# [WHAT THE EXERCISE ASKS]
Extract all of the data and reproduce it precisely.

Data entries

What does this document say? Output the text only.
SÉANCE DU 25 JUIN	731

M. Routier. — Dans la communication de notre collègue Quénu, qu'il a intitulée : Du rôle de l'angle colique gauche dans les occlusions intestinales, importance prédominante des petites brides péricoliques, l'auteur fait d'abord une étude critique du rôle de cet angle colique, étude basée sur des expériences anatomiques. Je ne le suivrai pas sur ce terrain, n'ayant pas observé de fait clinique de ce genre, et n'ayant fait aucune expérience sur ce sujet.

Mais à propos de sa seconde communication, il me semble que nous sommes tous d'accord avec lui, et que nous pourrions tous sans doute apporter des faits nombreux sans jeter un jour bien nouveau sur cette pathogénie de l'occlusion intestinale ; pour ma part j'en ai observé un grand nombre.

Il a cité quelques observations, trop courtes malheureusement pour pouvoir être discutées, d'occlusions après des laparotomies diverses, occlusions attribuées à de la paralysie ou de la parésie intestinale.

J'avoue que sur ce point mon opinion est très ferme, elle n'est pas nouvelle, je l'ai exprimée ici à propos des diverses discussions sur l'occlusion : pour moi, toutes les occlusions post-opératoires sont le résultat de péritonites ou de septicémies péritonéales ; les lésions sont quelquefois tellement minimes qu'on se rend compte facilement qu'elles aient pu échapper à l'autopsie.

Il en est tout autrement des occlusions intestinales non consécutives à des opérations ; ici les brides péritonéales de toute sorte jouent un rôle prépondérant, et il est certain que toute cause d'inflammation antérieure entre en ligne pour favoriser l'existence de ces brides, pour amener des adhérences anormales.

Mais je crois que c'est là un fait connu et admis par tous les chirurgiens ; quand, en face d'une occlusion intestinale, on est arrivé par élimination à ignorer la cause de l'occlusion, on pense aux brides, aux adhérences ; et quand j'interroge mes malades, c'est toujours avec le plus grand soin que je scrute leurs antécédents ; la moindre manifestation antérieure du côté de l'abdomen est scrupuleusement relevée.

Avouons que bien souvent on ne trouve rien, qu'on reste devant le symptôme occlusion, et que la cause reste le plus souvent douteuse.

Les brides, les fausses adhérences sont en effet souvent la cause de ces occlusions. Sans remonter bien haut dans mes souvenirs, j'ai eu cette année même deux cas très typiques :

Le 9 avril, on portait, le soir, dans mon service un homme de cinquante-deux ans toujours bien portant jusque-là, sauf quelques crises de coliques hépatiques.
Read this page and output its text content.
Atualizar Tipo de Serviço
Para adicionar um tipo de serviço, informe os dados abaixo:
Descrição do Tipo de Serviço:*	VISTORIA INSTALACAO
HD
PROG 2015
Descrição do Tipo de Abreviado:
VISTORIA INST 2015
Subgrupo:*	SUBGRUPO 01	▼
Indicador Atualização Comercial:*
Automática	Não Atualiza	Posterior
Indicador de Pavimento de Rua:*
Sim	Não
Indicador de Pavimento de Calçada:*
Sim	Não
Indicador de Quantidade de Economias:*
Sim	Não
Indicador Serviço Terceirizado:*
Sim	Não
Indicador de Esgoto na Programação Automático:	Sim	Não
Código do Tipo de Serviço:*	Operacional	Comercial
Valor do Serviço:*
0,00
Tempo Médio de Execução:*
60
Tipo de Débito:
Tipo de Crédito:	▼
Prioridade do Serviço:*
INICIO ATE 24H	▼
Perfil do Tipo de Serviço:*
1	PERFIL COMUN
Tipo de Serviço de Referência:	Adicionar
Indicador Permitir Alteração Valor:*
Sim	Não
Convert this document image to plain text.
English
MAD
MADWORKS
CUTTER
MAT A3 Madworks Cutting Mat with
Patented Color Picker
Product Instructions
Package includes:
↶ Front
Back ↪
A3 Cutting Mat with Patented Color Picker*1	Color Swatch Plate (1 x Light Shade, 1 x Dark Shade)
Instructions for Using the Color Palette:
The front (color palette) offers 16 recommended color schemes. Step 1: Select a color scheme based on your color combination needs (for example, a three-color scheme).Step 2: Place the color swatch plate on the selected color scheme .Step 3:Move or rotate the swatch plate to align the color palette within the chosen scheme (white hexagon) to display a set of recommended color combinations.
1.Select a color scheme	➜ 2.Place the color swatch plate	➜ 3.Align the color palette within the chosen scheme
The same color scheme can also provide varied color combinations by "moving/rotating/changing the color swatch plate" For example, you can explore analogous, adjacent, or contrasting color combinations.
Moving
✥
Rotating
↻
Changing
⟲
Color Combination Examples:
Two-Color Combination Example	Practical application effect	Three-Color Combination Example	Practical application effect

# [TASK SOLUTION]
What does this document say? Output the text only.
SÉANCE DU 25 JUIN	731

M. Routier. — Dans la communication de notre collègue Quénu, qu'il a intitulée : Du rôle de l'angle colique gauche dans les occlusions intestinales, importance prédominante des petites brides péricoliques, l'auteur fait d'abord une étude critique du rôle de cet angle colique, étude basée sur des expériences anatomiques. Je ne le suivrai pas sur ce terrain, n'ayant pas observé de fait clinique de ce genre, et n'ayant fait aucune expérience sur ce sujet.

Mais à propos de sa seconde communication, il me semble que nous sommes tous d'accord avec lui, et que nous pourrions tous sans doute apporter des faits nombreux sans jeter un jour bien nouveau sur cette pathogénie de l'occlusion intestinale ; pour ma part j'en ai observé un grand nombre.

Il a cité quelques observations, trop courtes malheureusement pour pouvoir être discutées, d'occlusions après des laparotomies diverses, occlusions attribuées à de la paralysie ou de la parésie intestinale.

J'avoue que sur ce point mon opinion est très ferme, elle n'est pas nouvelle, je l'ai exprimée ici à propos des diverses discussions sur l'occlusion : pour moi, toutes les occlusions post-opératoires sont le résultat de péritonites ou de septicémies péritonéales ; les lésions sont quelquefois tellement minimes qu'on se rend compte facilement qu'elles aient pu échapper à l'autopsie.

Il en est tout autrement des occlusions intestinales non consécutives à des opérations ; ici les brides péritonéales de toute sorte jouent un rôle prépondérant, et il est certain que toute cause d'inflammation antérieure entre en ligne pour favoriser l'existence de ces brides, pour amener des adhérences anormales.

Mais je crois que c'est là un fait connu et admis par tous les chirurgiens ; quand, en face d'une occlusion intestinale, on est arrivé par élimination à ignorer la cause de l'occlusion, on pense aux brides, aux adhérences ; et quand j'interroge mes malades, c'est toujours avec le plus grand soin que je scrute leurs antécédents ; la moindre manifestation antérieure du côté de l'abdomen est scrupuleusement relevée.

Avouons que bien souvent on ne trouve rien, qu'on reste devant le symptôme occlusion, et que la cause reste le plus souvent douteuse.

Les brides, les fausses adhérences sont en effet souvent la cause de ces occlusions. Sans remonter bien haut dans mes souvenirs, j'ai eu cette année même deux cas très typiques :

Le 9 avril, on portait, le soir, dans mon service un homme de cinquante-deux ans toujours bien portant jusque-là, sauf quelques crises de coliques hépatiques.
Read this page and output its text content.
Atualizar Tipo de Serviço
Para adicionar um tipo de serviço, informe os dados abaixo:
Descrição do Tipo de Serviço:*	VISTORIA INSTALACAO
HD
PROG 2015
Descrição do Tipo de Abreviado:
VISTORIA INST 2015
Subgrupo:*	SUBGRUPO 01	▼
Indicador Atualização Comercial:*
Automática	Não Atualiza	Posterior
Indicador de Pavimento de Rua:*
Sim	Não
Indicador de Pavimento de Calçada:*
Sim	Não
Indicador de Quantidade de Economias:*
Sim	Não
Indicador Serviço Terceirizado:*
Sim	Não
Indicador de Esgoto na Programação Automático:	Sim	Não
Código do Tipo de Serviço:*	Operacional	Comercial
Valor do Serviço:*
0,00
Tempo Médio de Execução:*
60
Tipo de Débito:
Tipo de Crédito:	▼
Prioridade do Serviço:*
INICIO ATE 24H	▼
Perfil do Tipo de Serviço:*
1	PERFIL COMUN
Tipo de Serviço de Referência:	Adicionar
Indicador Permitir Alteração Valor:*
Sim	Não
Convert this document image to plain text.
English
MAD
MADWORKS
CUTTER
MAT A3 Madworks Cutting Mat with
Patented Color Picker
Product Instructions
Package includes:
↶ Front
Back ↪
A3 Cutting Mat with Patented Color Picker*1	Color Swatch Plate (1 x Light Shade, 1 x Dark Shade)
Instructions for Using the Color Palette:
The front (color palette) offers 16 recommended color schemes. Step 1: Select a color scheme based on your color combination needs (for example, a three-color scheme).Step 2: Place the color swatch plate on the selected color scheme .Step 3:Move or rotate the swatch plate to align the color palette within the chosen scheme (white hexagon) to display a set of recommended color combinations.
1.Select a color scheme	➜ 2.Place the color swatch plate	➜ 3.Align the color palette within the chosen scheme
The same color scheme can also provide varied color combinations by "moving/rotating/changing the color swatch plate" For example, you can explore analogous, adjacent, or contrasting color combinations.
Moving
✥
Rotating
↻
Changing
⟲
Color Combination Examples:
Two-Color Combination Example	Practical application effect	Three-Color Combination Example	Practical application effect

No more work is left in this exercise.